--- start ---
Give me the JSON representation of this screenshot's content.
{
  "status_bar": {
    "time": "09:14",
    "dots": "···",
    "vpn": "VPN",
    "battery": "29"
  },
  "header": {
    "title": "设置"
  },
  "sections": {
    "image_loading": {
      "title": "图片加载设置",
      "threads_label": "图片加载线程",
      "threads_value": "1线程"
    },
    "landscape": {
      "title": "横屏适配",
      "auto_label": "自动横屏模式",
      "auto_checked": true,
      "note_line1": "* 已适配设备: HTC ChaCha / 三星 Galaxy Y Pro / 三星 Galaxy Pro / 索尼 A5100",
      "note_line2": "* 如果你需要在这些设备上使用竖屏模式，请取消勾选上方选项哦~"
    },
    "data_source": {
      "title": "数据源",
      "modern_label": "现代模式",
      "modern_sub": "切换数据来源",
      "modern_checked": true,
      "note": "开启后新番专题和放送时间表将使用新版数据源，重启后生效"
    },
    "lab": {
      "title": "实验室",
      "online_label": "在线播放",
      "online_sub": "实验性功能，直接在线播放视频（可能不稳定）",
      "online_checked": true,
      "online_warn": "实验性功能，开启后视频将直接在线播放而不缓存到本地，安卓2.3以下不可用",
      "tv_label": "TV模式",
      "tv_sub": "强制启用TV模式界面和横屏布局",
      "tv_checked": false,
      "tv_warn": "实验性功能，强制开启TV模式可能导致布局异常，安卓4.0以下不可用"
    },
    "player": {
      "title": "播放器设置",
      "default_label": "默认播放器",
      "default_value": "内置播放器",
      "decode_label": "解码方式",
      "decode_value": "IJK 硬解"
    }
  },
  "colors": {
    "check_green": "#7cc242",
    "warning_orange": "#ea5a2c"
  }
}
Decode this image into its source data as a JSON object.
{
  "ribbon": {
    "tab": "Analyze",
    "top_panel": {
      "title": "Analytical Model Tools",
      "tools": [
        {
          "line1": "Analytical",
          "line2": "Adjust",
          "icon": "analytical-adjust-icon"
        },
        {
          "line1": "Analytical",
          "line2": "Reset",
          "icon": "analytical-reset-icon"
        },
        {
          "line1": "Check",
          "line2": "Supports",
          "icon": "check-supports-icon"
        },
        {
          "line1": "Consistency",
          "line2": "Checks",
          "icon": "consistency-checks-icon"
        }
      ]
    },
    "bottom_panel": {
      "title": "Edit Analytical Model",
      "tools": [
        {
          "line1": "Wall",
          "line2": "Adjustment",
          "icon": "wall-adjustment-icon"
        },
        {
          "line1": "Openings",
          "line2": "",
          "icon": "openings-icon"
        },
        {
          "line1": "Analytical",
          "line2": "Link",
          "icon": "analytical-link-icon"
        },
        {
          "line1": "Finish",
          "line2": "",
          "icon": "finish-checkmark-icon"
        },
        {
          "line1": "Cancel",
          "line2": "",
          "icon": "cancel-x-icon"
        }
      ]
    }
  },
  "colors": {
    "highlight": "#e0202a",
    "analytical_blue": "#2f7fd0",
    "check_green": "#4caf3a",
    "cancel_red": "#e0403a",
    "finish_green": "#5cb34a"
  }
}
--- end ---
• [Your objective] Write out every line of the data that holds the word "title".

• [Solution to the exercise]
    "title": "设置"
      "title": "图片加载设置",
      "title": "横屏适配",
      "title": "数据源",
      "title": "实验室",
      "title": "播放器设置",
      "title": "Analytical Model Tools",
      "title": "Edit Analytical Model",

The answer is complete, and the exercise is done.